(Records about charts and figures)
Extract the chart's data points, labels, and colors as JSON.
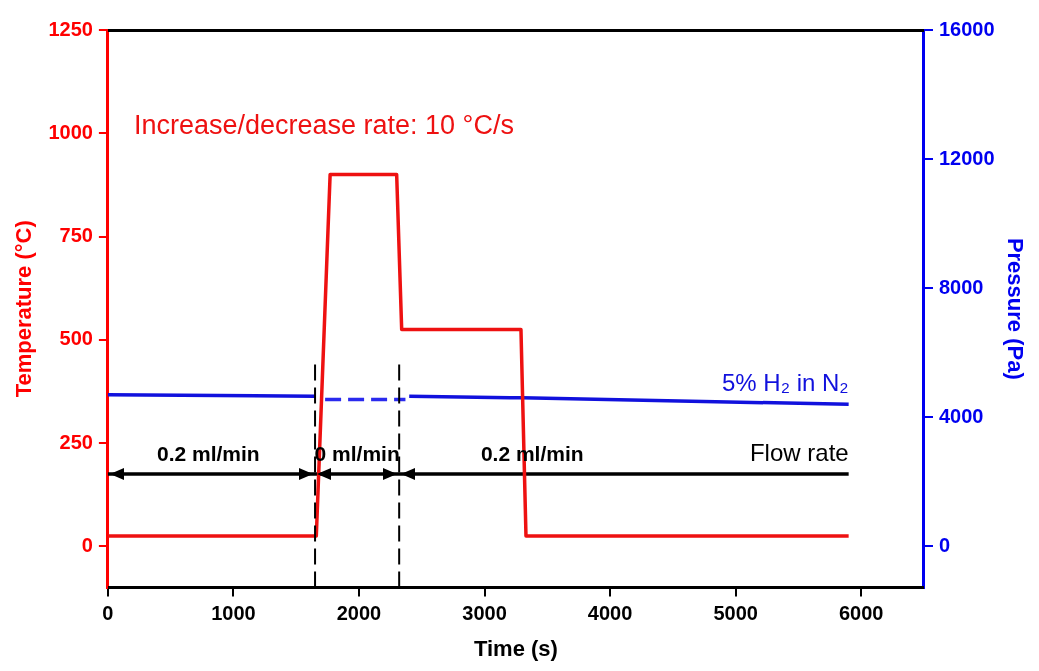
{
  "chart_data": {
    "type": "line",
    "xlabel": "Time (s)",
    "ylabel": "Temperature (°C)",
    "y2label": "Pressure (Pa)",
    "xlim": [
      0,
      6500
    ],
    "xticks": [
      0,
      1000,
      2000,
      3000,
      4000,
      5000,
      6000
    ],
    "ylim": [
      -100,
      1250
    ],
    "yticks": [
      0,
      250,
      500,
      750,
      1000,
      1250
    ],
    "y2lim": [
      -1280,
      16000
    ],
    "y2ticks": [
      0,
      4000,
      8000,
      12000,
      16000
    ],
    "series": [
      {
        "color": "#ee1111",
        "x": [
          0,
          1660,
          1770,
          2300,
          2340,
          3290,
          3330,
          5900
        ],
        "values": [
          25,
          25,
          900,
          900,
          525,
          525,
          25,
          25
        ]
      },
      {
        "name": "5% H₂ in N₂",
        "axis": "y2",
        "color": "#1111dd",
        "x": [
          0,
          1650,
          2000,
          2400,
          3300,
          5900
        ],
        "values": [
          4700,
          4650,
          null,
          4650,
          4600,
          4400
        ]
      },
      {
        "axis": "y2",
        "color": "#2a2aee",
        "line_style": "dashed",
        "x": [
          1730,
          2370
        ],
        "values": [
          4550,
          4550
        ]
      },
      {
        "name": "Flow rate",
        "color": "#000000",
        "x": [
          0,
          1650,
          2320,
          5900
        ],
        "values": [
          175,
          175,
          175,
          175
        ]
      }
    ],
    "ref_lines": [
      {
        "axis": "x",
        "value": 1650,
        "line_style": "dashed",
        "color": "#000000"
      },
      {
        "axis": "x",
        "value": 2320,
        "line_style": "dashed",
        "color": "#000000"
      }
    ],
    "annotations": [
      "Increase/decrease rate: 10 °C/s",
      {
        "text": "0.2 ml/min",
        "x": 800,
        "y": 175
      },
      {
        "text": "0 ml/min",
        "x": 1985,
        "y": 175
      },
      {
        "text": "0.2 ml/min",
        "x": 3380,
        "y": 175
      }
    ],
    "grid": false,
    "legend": false,
    "marker": "none",
    "line_style": "solid"
  }
}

**AIM:**
In the records above, locate each line with the word "rate". Copy all such lines.

**EXERCISE RESPONSE:**
        "name": "Flow rate",
      "Increase/decrease rate: 10 °C/s",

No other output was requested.